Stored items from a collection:
★ ★ ★ ★

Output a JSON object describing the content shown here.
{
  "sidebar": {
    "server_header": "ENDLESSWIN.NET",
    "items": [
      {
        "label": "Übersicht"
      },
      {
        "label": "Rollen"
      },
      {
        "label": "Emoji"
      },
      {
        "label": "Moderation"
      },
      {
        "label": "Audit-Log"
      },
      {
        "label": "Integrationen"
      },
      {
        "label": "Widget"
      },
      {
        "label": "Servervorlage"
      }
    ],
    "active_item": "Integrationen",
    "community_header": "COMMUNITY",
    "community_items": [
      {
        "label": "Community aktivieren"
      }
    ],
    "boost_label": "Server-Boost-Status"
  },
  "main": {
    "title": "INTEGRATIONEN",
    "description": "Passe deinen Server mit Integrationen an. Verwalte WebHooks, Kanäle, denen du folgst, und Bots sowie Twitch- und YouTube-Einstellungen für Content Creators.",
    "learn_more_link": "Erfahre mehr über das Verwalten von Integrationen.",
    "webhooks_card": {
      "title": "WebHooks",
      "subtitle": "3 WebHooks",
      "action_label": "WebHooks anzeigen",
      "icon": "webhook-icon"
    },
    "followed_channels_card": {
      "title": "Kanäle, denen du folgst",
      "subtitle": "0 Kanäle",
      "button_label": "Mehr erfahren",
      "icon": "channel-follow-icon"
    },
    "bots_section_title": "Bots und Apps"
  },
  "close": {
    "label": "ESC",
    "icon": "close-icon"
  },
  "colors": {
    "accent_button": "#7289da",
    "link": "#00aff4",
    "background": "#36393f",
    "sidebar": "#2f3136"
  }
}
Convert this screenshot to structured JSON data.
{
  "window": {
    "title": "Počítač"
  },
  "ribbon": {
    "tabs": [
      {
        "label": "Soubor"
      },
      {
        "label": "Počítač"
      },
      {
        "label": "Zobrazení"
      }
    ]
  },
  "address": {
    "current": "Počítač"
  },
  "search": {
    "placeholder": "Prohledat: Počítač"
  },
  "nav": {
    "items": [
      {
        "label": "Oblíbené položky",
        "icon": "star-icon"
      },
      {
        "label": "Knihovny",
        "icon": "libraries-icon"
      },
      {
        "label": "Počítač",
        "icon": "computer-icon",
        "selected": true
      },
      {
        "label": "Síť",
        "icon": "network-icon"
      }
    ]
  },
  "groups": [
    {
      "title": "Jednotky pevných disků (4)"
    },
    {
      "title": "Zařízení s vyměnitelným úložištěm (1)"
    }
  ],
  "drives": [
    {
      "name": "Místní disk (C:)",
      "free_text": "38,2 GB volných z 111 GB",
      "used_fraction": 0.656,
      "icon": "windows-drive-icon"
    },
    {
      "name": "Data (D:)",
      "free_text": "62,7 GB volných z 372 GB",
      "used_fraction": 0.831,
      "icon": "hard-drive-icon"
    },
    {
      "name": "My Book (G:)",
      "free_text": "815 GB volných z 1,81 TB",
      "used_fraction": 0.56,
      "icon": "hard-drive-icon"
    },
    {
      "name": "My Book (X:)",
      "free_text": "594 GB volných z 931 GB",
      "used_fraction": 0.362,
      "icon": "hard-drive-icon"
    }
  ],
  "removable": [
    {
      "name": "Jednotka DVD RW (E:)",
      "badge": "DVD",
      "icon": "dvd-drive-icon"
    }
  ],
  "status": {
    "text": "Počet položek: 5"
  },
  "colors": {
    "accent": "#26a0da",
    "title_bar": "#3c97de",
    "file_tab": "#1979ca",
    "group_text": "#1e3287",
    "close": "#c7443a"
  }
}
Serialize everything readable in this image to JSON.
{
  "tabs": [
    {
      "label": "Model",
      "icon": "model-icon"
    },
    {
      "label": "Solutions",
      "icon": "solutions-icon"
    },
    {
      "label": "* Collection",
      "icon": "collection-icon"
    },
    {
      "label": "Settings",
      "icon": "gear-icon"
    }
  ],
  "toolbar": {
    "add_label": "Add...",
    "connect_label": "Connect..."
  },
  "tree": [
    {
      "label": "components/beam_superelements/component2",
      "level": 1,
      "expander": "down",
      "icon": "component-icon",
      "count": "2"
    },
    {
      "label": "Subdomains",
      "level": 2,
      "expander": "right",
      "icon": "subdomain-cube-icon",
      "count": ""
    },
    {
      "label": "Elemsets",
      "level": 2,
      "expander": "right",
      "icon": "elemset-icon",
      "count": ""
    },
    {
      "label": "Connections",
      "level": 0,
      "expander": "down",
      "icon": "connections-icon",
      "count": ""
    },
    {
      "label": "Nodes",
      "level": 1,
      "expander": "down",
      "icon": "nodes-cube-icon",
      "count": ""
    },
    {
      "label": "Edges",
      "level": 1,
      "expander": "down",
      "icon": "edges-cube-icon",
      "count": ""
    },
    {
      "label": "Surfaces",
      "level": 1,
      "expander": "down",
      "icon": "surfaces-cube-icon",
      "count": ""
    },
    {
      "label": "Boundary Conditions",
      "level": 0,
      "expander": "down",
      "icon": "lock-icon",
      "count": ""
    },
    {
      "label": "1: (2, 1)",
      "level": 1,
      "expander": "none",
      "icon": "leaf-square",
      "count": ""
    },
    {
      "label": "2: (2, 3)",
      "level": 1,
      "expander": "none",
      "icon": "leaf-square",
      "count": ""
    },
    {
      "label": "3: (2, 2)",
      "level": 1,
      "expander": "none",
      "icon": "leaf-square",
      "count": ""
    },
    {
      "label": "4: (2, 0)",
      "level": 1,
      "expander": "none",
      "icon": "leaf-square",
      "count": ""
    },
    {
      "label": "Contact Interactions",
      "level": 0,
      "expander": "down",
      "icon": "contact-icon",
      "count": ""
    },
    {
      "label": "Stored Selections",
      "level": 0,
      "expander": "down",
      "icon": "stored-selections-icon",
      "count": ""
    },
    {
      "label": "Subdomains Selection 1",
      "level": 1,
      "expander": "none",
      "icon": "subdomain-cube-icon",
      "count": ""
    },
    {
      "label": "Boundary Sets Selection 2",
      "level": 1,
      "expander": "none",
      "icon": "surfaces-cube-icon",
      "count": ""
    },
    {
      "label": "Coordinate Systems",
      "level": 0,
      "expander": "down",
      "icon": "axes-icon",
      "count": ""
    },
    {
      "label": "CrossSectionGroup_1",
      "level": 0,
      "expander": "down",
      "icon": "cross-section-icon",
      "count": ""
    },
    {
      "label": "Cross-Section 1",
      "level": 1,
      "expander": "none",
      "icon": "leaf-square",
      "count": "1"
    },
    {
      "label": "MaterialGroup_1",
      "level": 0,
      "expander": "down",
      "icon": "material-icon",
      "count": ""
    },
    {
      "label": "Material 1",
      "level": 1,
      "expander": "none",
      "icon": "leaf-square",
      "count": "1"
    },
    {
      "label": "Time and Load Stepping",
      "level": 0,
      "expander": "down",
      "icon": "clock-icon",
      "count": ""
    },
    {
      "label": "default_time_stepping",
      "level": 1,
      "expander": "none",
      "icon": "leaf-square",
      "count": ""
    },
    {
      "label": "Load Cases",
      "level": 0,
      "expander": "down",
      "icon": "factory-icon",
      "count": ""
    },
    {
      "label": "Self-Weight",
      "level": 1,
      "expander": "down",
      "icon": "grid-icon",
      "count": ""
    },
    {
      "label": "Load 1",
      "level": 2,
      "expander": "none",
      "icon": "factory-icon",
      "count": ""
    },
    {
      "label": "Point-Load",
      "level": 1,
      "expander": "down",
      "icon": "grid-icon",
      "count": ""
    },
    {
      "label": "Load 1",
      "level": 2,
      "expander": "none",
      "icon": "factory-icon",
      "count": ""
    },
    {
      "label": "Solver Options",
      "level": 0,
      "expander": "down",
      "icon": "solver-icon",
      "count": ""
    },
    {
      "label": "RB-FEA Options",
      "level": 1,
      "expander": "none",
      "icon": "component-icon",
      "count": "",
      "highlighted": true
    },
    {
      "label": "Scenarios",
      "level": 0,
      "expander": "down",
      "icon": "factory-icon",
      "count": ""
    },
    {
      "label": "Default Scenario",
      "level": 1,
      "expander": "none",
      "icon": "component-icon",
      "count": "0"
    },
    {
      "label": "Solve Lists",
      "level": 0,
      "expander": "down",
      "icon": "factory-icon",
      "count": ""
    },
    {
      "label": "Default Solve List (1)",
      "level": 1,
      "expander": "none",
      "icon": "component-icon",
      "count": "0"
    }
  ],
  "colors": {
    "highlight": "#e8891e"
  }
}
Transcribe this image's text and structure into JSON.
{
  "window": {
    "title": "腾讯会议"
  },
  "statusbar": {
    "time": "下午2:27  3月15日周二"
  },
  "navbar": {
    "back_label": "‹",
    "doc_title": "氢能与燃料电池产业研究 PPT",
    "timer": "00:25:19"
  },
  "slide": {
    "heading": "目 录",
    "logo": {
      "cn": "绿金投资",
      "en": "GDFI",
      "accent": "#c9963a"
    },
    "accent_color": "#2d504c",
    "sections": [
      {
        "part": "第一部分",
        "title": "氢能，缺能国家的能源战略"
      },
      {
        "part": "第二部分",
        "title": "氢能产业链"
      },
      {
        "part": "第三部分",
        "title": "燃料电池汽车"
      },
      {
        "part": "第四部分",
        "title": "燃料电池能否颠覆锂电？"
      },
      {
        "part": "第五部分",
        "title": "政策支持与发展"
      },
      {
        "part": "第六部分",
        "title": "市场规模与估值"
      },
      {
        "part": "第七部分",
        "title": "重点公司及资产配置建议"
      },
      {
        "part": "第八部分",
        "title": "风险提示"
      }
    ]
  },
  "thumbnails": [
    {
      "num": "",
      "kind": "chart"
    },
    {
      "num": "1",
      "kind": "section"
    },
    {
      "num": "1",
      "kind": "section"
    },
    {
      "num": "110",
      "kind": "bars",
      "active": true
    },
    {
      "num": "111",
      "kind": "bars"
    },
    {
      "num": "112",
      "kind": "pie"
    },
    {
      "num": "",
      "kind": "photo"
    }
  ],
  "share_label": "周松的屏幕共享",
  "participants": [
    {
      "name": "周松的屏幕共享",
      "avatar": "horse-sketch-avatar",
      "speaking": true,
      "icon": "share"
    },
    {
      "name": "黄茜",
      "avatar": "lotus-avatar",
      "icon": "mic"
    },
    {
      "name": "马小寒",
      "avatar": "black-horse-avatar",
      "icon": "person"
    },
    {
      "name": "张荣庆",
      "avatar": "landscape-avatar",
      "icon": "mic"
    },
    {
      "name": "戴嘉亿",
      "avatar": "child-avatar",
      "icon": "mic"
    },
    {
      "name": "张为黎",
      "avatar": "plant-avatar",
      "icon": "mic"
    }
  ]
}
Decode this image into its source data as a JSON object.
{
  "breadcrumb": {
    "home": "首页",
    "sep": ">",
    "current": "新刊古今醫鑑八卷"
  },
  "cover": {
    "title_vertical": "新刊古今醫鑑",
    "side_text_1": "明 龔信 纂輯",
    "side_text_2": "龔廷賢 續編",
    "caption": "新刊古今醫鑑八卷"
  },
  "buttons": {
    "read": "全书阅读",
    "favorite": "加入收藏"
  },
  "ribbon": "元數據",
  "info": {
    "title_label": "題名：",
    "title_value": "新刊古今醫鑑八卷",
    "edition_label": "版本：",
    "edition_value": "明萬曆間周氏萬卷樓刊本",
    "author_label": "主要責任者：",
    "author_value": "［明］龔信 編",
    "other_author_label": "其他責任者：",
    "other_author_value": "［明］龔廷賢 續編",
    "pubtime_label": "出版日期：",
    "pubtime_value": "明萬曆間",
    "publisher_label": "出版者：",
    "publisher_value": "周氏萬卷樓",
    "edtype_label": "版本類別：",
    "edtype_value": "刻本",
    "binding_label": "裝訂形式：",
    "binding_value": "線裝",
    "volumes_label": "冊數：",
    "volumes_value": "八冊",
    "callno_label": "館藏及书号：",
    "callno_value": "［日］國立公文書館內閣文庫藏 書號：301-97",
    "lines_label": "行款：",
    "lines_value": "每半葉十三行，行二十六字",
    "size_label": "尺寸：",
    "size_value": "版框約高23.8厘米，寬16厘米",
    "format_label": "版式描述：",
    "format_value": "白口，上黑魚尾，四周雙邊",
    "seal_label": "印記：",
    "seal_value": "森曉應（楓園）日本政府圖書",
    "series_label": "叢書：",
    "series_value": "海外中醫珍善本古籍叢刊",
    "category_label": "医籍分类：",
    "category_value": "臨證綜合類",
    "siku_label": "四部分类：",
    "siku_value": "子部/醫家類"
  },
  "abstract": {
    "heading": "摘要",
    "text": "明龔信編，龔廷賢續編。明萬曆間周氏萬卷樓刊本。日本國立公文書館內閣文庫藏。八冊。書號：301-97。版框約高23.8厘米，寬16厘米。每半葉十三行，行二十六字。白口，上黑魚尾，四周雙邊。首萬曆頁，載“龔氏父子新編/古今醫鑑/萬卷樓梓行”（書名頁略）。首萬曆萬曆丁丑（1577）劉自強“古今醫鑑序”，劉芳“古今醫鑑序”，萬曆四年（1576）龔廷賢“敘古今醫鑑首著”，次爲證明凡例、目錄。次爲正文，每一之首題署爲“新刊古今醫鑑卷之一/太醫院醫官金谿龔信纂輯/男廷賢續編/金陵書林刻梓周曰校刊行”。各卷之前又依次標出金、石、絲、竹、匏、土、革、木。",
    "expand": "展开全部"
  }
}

★ ★ ★ ★

Aim.
Copy out every line from the data above that has "name" in it.

Reply.
      "name": "Místní disk (C:)",
      "name": "Data (D:)",
      "name": "My Book (G:)",
      "name": "My Book (X:)",
      "name": "Jednotka DVD RW (E:)",
      "name": "周松的屏幕共享",
      "name": "黄茜",
      "name": "马小寒",
      "name": "张荣庆",
      "name": "戴嘉亿",
      "name": "张为黎",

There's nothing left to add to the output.